------ Input

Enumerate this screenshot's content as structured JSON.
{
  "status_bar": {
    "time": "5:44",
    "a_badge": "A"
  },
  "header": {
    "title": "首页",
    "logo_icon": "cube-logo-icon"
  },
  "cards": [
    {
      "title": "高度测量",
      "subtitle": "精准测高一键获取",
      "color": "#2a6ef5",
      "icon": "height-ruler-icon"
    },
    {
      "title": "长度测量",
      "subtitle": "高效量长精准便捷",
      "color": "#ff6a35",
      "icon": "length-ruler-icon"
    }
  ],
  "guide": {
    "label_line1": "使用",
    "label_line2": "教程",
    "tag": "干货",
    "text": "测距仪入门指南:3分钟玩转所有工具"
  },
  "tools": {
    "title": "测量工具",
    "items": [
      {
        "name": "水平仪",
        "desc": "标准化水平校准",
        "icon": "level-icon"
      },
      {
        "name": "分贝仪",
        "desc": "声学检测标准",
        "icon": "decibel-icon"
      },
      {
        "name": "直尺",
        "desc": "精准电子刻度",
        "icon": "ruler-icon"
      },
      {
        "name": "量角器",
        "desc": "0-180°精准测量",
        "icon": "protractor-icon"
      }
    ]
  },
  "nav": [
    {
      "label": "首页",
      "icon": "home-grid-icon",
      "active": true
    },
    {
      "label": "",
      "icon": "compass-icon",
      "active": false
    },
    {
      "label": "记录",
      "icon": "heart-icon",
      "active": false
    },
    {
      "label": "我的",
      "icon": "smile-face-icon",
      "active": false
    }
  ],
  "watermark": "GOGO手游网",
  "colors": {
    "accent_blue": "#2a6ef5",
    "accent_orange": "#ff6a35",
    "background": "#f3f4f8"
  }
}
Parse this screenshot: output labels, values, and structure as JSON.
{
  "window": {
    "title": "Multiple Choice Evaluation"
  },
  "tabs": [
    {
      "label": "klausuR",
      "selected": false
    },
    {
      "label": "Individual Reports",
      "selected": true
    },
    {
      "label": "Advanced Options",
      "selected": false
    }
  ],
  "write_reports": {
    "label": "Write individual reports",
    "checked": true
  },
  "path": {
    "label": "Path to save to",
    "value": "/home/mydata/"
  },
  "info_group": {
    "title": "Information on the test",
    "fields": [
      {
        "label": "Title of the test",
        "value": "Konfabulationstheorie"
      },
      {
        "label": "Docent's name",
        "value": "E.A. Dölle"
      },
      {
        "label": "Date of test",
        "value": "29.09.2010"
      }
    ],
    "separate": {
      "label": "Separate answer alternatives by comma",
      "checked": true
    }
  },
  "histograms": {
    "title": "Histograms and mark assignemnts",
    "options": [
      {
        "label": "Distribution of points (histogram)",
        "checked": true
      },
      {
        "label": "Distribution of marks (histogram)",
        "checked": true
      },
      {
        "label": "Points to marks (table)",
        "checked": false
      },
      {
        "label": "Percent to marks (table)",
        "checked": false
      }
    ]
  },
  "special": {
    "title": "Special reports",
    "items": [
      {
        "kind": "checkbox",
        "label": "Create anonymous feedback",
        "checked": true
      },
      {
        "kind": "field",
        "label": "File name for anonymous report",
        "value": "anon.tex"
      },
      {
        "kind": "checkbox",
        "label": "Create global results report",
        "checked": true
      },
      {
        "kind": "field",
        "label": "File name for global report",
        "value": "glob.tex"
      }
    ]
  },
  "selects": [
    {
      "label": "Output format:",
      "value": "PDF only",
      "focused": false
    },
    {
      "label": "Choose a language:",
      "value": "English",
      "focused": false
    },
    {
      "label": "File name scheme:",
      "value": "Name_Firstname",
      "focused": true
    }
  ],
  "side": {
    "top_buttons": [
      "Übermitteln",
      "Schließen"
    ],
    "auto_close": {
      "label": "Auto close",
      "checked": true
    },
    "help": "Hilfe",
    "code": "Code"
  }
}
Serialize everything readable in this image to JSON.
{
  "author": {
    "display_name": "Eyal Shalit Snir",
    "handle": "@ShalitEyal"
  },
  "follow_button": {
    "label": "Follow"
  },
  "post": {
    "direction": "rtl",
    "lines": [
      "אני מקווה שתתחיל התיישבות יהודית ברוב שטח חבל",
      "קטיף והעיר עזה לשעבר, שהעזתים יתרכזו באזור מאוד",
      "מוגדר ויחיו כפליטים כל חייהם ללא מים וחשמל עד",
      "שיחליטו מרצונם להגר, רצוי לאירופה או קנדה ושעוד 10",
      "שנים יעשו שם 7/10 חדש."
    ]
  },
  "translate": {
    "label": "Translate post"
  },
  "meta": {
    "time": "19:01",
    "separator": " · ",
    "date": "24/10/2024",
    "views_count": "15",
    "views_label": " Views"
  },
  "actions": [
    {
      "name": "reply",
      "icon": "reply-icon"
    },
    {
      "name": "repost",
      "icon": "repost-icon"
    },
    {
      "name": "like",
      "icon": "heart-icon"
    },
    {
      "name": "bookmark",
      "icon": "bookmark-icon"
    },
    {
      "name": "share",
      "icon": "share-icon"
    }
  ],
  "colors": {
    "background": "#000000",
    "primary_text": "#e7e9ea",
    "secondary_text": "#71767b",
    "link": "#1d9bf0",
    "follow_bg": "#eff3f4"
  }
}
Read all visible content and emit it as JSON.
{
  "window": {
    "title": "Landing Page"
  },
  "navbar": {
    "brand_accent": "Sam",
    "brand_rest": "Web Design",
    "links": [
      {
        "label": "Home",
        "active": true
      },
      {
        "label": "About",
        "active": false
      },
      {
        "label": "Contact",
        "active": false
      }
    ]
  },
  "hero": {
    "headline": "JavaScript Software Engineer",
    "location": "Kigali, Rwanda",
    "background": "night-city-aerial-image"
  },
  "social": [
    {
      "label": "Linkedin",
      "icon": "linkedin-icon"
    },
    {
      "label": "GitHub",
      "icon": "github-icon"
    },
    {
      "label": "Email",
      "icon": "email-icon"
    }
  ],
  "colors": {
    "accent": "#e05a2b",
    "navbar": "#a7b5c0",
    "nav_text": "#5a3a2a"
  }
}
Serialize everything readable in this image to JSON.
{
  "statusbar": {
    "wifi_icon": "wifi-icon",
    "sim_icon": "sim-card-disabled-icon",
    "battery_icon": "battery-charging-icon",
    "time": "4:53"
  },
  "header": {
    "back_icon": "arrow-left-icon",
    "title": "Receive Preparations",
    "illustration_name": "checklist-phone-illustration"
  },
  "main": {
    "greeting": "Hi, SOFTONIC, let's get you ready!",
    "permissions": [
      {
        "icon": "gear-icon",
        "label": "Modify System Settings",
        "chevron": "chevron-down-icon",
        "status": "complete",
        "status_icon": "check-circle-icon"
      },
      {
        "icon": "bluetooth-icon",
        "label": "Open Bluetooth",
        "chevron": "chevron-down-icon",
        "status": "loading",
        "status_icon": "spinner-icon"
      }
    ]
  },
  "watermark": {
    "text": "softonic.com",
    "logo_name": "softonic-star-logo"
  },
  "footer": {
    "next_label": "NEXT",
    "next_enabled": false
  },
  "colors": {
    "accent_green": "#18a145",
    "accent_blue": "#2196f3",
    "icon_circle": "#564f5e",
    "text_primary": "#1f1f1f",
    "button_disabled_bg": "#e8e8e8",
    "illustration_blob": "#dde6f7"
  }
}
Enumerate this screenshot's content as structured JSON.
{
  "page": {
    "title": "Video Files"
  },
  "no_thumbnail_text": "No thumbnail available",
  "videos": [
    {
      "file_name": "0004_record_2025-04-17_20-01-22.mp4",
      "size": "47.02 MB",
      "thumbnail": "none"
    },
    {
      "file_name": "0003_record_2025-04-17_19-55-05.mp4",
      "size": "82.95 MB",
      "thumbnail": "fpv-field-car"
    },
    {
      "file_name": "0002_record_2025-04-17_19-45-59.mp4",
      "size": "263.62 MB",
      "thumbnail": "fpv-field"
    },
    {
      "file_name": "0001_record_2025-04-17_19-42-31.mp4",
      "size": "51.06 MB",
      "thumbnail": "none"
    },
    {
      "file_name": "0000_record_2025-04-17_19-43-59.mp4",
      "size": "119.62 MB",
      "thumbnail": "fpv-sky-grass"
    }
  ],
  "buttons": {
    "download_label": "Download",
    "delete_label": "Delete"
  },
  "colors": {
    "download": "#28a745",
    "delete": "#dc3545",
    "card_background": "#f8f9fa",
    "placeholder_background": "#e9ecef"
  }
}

------------

» **Task requirements**: Read the data above and pull out each line that holds the string "Create".

» **Exercise output**:
        "label": "Create anonymous feedback",
        "label": "Create global results report",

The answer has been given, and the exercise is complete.